Provided information start

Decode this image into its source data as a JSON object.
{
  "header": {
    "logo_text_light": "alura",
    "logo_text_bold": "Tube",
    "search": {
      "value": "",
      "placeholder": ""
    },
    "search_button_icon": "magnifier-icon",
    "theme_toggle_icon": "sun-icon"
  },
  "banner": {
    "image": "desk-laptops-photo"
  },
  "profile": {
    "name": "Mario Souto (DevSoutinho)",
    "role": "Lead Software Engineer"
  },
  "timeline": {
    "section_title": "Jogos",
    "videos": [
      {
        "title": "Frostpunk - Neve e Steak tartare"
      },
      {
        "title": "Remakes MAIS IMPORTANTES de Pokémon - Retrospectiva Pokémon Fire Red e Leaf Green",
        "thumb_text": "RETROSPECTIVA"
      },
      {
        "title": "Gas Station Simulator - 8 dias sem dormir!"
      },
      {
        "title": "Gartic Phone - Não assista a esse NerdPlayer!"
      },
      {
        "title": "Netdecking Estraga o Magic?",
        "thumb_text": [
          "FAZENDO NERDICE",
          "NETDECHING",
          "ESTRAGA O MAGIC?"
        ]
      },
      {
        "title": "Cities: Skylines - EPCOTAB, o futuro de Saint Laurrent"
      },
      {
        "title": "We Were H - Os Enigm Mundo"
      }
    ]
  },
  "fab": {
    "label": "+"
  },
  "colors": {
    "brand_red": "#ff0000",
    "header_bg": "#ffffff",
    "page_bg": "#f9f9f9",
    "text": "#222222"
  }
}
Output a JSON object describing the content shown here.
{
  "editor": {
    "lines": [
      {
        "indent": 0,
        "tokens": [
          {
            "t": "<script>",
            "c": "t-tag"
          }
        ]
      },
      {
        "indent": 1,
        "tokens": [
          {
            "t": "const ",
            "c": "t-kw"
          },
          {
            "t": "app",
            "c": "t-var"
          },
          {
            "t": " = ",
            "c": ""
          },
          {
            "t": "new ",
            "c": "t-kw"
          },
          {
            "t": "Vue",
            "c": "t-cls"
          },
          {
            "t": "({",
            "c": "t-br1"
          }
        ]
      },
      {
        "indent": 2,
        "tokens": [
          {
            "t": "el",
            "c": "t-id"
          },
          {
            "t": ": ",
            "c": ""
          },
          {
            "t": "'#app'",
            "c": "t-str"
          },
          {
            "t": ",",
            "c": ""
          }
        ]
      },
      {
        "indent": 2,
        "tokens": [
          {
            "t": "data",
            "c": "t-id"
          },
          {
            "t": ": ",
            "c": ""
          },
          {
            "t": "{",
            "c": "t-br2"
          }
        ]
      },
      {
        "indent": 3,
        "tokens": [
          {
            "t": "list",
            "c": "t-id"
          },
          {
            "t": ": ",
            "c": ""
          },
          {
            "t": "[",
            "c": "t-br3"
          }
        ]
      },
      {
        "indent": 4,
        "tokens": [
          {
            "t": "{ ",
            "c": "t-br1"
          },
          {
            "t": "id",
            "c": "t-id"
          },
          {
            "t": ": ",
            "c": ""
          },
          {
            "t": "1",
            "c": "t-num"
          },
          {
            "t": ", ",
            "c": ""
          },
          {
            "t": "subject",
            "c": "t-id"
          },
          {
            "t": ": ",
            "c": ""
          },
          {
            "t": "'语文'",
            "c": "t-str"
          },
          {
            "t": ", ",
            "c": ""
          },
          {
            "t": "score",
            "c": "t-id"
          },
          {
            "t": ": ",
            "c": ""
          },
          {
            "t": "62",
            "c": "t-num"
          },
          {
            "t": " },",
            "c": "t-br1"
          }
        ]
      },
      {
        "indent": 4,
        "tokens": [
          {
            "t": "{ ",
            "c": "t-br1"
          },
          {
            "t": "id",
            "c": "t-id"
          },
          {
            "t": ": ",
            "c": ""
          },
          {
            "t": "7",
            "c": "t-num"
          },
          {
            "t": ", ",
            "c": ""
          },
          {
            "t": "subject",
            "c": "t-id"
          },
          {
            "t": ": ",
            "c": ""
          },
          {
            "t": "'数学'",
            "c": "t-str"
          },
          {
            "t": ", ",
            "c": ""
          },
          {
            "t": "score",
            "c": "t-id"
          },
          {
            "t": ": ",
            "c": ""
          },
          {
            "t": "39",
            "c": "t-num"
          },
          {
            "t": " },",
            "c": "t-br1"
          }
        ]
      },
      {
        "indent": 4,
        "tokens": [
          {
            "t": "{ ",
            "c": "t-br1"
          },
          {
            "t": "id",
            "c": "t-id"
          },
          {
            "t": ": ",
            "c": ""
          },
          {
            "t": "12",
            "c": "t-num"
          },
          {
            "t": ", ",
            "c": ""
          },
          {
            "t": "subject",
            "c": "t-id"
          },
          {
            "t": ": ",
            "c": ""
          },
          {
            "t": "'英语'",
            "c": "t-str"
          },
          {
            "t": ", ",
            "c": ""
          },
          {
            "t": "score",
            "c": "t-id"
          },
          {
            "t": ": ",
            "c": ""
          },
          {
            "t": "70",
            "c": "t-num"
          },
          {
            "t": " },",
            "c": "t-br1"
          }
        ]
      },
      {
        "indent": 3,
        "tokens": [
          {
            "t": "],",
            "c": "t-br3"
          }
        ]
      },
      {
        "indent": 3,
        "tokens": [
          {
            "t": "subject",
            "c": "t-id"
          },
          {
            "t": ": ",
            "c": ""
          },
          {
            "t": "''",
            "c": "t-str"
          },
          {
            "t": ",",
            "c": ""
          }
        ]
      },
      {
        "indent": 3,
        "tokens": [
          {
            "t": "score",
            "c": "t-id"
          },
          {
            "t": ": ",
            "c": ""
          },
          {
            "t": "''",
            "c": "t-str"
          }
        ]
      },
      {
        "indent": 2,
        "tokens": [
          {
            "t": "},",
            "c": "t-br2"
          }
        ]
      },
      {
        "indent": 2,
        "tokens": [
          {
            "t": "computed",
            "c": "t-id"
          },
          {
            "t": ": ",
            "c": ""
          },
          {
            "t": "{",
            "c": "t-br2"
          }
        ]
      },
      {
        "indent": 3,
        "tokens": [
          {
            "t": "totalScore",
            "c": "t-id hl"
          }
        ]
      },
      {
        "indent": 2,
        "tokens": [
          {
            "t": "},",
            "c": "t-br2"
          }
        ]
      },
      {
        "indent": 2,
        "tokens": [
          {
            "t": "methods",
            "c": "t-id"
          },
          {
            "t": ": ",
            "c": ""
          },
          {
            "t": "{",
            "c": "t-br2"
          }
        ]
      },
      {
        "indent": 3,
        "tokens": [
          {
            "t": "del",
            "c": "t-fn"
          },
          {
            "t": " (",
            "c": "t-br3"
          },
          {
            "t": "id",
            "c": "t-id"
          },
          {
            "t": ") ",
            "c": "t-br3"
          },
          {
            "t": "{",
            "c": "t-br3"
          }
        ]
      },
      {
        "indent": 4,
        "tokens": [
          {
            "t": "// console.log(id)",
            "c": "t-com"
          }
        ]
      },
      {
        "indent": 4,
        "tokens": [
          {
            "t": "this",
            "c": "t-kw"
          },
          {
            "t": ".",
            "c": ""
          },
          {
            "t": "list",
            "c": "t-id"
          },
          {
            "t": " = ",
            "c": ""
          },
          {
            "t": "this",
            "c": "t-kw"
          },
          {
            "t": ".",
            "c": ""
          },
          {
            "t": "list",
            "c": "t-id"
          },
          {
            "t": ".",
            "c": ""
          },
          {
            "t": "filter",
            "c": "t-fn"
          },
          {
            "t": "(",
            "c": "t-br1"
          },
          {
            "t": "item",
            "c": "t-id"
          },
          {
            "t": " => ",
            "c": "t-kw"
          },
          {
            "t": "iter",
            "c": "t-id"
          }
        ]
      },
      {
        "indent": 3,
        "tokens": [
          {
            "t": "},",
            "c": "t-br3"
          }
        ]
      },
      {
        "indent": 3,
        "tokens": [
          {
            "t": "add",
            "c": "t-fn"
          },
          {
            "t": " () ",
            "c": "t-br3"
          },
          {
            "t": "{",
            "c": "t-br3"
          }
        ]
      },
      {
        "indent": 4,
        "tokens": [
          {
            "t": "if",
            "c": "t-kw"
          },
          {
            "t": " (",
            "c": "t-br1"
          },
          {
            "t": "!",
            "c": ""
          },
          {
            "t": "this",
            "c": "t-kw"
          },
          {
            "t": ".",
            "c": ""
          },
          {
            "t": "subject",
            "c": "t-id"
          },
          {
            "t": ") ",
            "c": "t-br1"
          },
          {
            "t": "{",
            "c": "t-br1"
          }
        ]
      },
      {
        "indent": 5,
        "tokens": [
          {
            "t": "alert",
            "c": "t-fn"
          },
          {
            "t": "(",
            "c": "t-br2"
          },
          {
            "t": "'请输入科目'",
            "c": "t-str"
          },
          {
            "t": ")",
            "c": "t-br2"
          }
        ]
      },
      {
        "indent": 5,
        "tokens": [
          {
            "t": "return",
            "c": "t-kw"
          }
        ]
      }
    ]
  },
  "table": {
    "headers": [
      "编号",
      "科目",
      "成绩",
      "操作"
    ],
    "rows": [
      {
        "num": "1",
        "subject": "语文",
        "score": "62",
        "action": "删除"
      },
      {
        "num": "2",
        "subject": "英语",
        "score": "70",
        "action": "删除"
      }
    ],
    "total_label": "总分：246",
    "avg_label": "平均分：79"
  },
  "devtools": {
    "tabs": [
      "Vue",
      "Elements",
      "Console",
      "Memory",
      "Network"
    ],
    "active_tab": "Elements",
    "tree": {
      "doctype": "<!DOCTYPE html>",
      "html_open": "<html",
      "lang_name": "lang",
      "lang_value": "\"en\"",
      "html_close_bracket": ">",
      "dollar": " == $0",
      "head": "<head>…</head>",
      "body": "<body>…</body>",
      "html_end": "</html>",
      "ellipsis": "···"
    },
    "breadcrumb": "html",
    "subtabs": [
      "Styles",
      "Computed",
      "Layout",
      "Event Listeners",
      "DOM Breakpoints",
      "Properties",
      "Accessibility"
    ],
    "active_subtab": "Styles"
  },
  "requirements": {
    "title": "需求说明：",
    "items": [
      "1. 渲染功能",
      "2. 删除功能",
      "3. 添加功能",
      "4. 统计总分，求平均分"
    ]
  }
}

Provided information end

Task goal: Lines of the material that contain the word "image" are to be gathered.

Result of the exercise:
Decode this image into its source data as a JSON object.
    "image": "desk-laptops-photo"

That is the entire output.